*Sezione di testo*:
8 marzo: la coperta di Linda e Tamara e delle ragazze irachene di Rafedìn
Nell'atelier di “Rafedin - Made by Iraqi Girls”, ad Amman in Giordania, 23 ragazze cristiane irachene, costrette a fuggire dallo Stato Islamico e dalla violenza scoppiata nel loro Paese, provano a intessere i fili spezzati delle loro vite per ricostruirne la trama. Sognando una vita sicura e dignitosa, realizzano manufatti che sono tutti pezzi unici. Ma la cosa più bella che hanno realizzato è una coperta in patchwork, fatta di tante pezze e ritagli diversi di stoffa messi insieme, un vero mosaico di colori e geometrie. "È ciò che ci rappresenta meglio - dicono - perché quando siamo unite vinciamo"
Perseguitate e messe in fuga dallo Stato Islamico, minacciate da criminali privi di scrupoli e costrette a ricominciare tutto da capo, lontano da casa, coltivando, con coraggio e determinazione il sogno di una vita dignitosa e sicura. Fili di storie spezzate riannodati insieme per formare la trama e l’ordito di una nuova vita. Sono le ragazze cristiane di “Rafedin – Made by Iraqi Girls”, un progetto di moda e sartoria artigianale nato ad Amman, in Giordania, nel marzo 2016, da un’idea di don Mario Cornioli – “abuna Mario” come usano chiamarlo da queste parti – sacerdote del Patriarcato latino di Gerusalemme, sostenuta all’inizio dai fondi dell’8×1000 della Cei, di Ats Terrasanta, e adesso dalla Ambasciata francese, in parte dall’Unicef attraverso l’associazione “Habibi Valtiberina” (Hava) riconosciuta come Ong locale dal Ministero giordano dello Sviluppo Sociale. “Il progetto – spiega al Sir la sua coordinatrice, Annamaria Minardi, coadiuvata nel lavoro da uno staff di 5 persone sia irachene che giordane – nasce con l’intento di aiutare donne irachene scappate dall’Isis e rifugiate in Amman.

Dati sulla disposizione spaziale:

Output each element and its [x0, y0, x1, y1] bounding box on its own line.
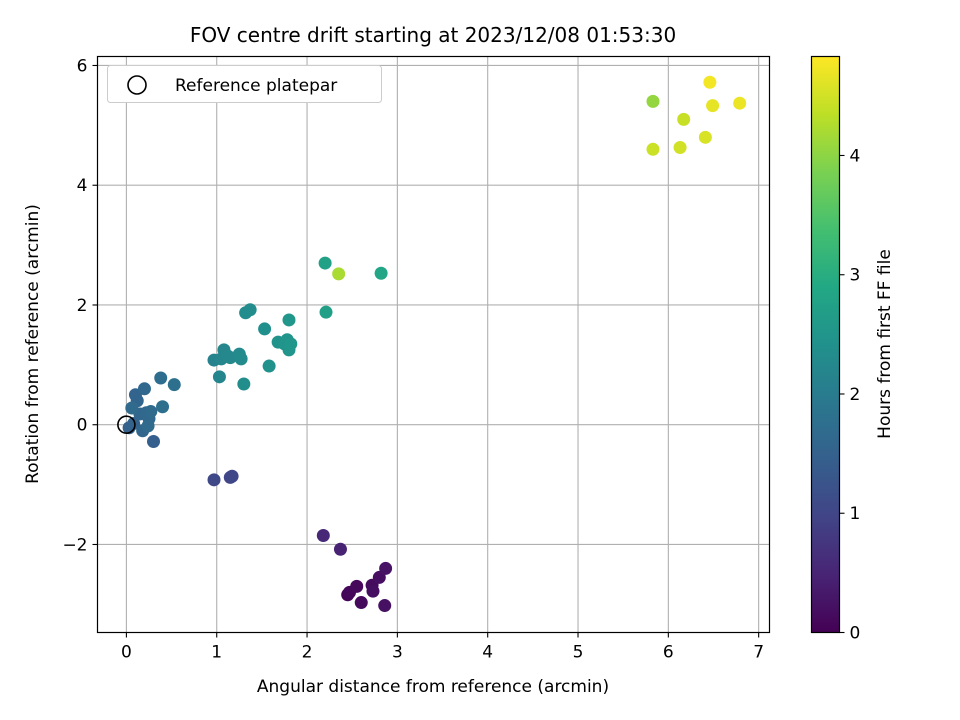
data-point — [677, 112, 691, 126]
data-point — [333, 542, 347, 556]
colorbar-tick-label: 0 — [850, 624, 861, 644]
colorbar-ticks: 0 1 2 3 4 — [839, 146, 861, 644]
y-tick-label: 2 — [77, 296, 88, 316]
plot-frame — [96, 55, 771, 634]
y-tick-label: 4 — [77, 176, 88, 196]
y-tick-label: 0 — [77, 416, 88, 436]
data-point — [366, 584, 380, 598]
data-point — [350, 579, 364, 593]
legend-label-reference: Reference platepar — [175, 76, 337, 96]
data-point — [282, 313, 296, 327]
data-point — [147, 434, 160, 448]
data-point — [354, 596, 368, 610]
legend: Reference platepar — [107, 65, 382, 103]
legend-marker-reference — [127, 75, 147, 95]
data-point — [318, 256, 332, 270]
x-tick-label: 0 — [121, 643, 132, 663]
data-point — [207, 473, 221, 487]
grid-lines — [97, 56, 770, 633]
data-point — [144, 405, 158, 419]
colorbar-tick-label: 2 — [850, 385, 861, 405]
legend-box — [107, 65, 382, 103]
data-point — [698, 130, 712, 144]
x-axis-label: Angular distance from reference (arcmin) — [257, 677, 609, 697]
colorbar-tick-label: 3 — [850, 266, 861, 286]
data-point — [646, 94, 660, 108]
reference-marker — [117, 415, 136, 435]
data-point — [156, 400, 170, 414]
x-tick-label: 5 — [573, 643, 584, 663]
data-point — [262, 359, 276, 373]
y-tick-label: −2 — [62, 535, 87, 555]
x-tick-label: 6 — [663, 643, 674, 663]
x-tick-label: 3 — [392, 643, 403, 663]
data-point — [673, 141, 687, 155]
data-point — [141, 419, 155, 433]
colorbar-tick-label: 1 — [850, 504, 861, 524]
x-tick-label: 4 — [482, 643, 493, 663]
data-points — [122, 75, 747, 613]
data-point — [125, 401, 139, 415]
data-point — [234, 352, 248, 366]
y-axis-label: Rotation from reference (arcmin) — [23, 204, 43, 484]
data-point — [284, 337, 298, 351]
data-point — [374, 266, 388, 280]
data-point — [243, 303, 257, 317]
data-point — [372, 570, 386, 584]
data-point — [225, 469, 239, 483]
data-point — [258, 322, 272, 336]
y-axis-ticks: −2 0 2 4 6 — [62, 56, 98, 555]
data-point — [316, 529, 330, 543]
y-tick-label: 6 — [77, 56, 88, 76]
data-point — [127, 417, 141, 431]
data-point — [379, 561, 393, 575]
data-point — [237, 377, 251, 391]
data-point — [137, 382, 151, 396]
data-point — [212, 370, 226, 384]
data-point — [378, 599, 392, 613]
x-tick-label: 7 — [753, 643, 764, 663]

*Consegna*: Prosegui il testo sulle ragazze irachene di Rafedin ad Amman, ripartendo subito dopo la sua ultima frase.

*Risposta*:
L’obiettivo è dare loro una formazione professionale grazie all’aiuto di due sarte italiane, Rosaria Diflumeri e Carla Ladogana, entrambi di Cerignola e della fashion designer Antonella Laura Mazzoni, che hanno insegnato alle ragazze come ideare i primi modelli fino a creare indumenti di alta qualità”. Si sviluppa così la griffe, “Rafedin”, ovvero “i due fiumi”, termine usato comunemente per indicare il Tigri e l’Eufrate, i due corsi d’acqua dell’Iraq. Oggi sui capi della sartoria campeggia in bella mostra la griffe “Made by Iraqi girls” dove risaltano i colori dell’Iraq. Le creazioni Rafedin sono un ponte tra oriente e occidente, tagli e modelli italiani su stoffe e colori tipicamente orientali.
Partito con 11 ragazze, oggi nell’atelier Rafedìn studiano e lavorano 23 giovani irachene. In questi anni molte sono riuscite a partire per il Canada, gli Usa e l’Australia, altre sono arrivate. Adesso tocca a Raeda, Maryam R, Virgin, Sandy, Ferial, Yasmin, Diana, Najla, Amen, Rozeta, May, Lina, Iman, Rita, May, Andrina, Hala, Muna, Maryam H, Amanda, Marina e poi Linda e Tamara. “Gli arrivi sono continui – afferma Minardi – soprattutto dallo scorso ottobre, quando in Iraq sono scoppiate le manifestazioni e le proteste contro il Governo e la corruzione.
Le ragazze non arrivano più solo dalla Piana di Ninive e da Mosul, dopo l’invasione dell’Isis nel 2014, ma da molte altre città irachene, Baghdad in testa. Grazie anche alla Cei, nel 2018, abbiamo ampliato i locali del nostro atelier, ci siamo dotati di moderne macchine per cucire, ferri da stiro professionali e nuovi tavoli da lavoro. Abbiamo potuto così raddoppiare il numero delle ragazze i cui manufatti, tutti pezzi unici, stanno avendo un notevole successo di vendita. Ci sono tre ragazzi iracheni della nostra ong che si occupano di comunicazione e marketing via social”.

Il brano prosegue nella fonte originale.